Recorded information ::

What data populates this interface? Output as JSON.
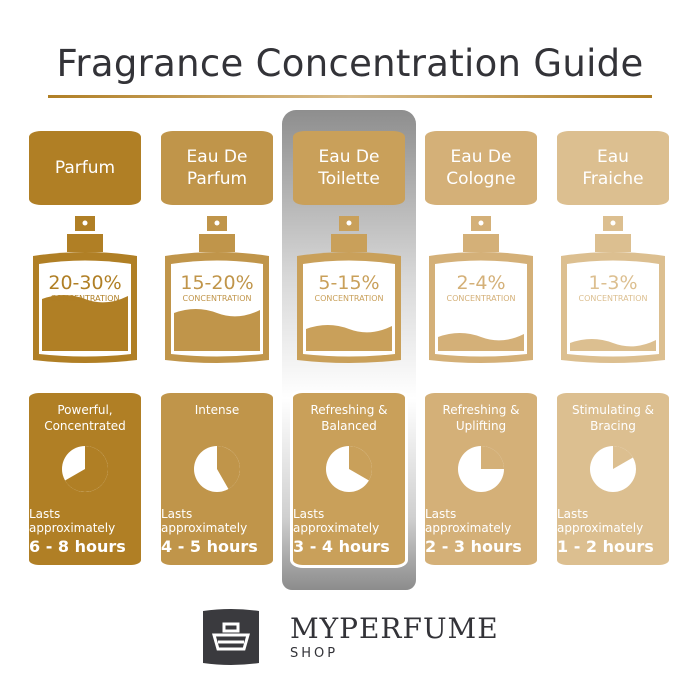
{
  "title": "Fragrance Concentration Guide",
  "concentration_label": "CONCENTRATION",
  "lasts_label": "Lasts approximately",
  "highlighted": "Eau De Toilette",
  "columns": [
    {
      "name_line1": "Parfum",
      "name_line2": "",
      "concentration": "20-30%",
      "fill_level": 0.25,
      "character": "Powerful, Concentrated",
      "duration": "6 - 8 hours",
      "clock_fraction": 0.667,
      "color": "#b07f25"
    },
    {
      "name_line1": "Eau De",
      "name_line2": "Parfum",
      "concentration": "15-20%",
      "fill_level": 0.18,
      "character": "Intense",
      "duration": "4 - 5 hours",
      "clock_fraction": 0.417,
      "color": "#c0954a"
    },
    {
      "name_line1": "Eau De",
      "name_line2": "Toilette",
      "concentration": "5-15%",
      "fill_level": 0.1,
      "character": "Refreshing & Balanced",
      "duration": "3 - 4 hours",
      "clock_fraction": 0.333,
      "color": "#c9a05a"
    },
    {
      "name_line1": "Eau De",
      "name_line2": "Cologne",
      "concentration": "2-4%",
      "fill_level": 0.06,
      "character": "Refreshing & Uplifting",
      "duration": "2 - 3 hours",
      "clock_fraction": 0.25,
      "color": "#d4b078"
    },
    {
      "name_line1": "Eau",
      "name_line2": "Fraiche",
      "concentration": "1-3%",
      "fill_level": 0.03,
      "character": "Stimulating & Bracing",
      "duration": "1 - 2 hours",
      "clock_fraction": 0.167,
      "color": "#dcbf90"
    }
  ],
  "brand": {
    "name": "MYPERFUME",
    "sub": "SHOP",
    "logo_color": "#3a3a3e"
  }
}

==

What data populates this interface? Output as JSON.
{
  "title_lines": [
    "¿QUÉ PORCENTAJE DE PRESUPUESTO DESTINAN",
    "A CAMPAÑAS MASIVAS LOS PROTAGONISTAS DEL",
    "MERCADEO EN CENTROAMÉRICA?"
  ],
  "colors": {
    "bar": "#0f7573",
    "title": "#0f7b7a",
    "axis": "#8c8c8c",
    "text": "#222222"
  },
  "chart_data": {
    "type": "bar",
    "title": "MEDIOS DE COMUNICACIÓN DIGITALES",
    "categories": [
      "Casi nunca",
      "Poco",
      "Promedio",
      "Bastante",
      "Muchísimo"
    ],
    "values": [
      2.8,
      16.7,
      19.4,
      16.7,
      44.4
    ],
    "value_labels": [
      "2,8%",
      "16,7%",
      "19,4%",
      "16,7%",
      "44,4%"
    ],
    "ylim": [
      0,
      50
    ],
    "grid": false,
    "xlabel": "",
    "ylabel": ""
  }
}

Aim ::
Copy all lines above containing the string "Parfum".

Problem solution ::
      "name_line1": "Parfum",
      "name_line2": "Parfum",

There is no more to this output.